■ Extracted records

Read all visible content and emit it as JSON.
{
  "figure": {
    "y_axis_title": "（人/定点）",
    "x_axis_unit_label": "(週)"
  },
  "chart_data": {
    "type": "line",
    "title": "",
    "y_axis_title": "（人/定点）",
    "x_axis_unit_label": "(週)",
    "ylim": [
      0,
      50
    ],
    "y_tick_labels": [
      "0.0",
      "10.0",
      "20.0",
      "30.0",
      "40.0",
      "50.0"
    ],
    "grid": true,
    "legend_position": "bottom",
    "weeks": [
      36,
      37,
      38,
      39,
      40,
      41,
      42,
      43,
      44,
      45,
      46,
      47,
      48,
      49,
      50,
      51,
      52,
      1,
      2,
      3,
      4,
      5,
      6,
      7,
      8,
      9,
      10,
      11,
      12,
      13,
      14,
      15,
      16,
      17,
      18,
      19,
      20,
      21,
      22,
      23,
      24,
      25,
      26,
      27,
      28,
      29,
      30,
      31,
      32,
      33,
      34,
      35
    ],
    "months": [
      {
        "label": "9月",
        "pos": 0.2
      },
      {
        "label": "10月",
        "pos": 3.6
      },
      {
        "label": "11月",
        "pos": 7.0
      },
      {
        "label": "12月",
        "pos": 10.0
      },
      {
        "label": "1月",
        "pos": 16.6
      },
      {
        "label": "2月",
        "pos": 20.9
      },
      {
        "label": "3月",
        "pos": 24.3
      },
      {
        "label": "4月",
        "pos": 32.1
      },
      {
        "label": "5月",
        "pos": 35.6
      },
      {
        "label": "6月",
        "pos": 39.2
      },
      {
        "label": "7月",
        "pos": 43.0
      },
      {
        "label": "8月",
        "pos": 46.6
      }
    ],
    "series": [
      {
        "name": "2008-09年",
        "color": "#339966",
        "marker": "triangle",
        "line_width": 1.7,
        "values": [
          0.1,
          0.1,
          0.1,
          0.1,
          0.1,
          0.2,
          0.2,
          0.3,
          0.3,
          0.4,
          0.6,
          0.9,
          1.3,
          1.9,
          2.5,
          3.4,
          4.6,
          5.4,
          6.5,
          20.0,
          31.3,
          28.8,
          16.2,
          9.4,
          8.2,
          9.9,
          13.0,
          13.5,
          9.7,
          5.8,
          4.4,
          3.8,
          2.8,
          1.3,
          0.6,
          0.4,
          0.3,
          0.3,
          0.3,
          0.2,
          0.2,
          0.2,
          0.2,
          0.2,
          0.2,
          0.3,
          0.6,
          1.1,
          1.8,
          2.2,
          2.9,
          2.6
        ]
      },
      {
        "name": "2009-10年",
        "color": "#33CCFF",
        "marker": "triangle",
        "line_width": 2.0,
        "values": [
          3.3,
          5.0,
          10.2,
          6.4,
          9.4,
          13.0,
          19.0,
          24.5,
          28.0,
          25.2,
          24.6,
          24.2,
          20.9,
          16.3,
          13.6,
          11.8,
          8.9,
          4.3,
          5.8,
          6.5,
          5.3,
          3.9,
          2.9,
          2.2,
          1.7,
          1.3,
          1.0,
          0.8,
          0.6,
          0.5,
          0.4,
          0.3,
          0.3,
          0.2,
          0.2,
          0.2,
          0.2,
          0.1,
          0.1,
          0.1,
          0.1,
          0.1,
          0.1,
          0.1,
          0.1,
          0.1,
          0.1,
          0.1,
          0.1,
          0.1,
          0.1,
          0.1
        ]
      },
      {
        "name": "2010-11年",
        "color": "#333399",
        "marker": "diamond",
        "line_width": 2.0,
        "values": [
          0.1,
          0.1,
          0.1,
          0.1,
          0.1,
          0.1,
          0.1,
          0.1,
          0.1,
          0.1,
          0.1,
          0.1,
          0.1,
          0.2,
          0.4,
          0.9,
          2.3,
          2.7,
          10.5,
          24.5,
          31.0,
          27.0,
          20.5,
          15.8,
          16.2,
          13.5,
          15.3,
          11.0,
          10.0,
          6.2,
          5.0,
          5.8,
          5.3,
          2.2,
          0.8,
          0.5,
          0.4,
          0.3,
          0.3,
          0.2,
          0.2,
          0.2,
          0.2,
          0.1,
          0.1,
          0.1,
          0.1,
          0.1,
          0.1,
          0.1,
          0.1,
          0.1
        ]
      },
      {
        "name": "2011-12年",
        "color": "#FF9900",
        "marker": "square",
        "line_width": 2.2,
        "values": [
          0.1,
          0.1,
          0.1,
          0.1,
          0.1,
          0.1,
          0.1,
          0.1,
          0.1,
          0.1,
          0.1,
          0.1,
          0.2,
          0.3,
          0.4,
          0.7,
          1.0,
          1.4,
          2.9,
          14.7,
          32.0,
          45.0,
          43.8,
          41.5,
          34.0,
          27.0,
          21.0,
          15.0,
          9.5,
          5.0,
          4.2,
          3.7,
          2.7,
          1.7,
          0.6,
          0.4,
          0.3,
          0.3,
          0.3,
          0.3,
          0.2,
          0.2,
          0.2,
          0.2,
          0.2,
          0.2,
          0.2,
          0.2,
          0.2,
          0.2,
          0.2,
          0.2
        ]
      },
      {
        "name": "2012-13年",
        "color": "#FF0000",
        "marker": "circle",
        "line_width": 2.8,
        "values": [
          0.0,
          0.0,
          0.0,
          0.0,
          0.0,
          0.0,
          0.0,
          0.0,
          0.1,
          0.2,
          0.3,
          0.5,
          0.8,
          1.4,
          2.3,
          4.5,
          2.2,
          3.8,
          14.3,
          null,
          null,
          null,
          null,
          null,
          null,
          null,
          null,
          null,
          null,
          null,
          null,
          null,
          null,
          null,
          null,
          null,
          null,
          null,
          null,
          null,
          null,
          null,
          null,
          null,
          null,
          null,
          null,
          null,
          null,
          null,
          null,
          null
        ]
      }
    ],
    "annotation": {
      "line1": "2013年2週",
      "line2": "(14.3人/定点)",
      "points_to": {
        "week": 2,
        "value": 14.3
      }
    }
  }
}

■ What you have to do
Filter the records for lines holding the string "marker". Copy each one.

■ Result below
        "marker": "triangle",
        "marker": "triangle",
        "marker": "diamond",
        "marker": "square",
        "marker": "circle",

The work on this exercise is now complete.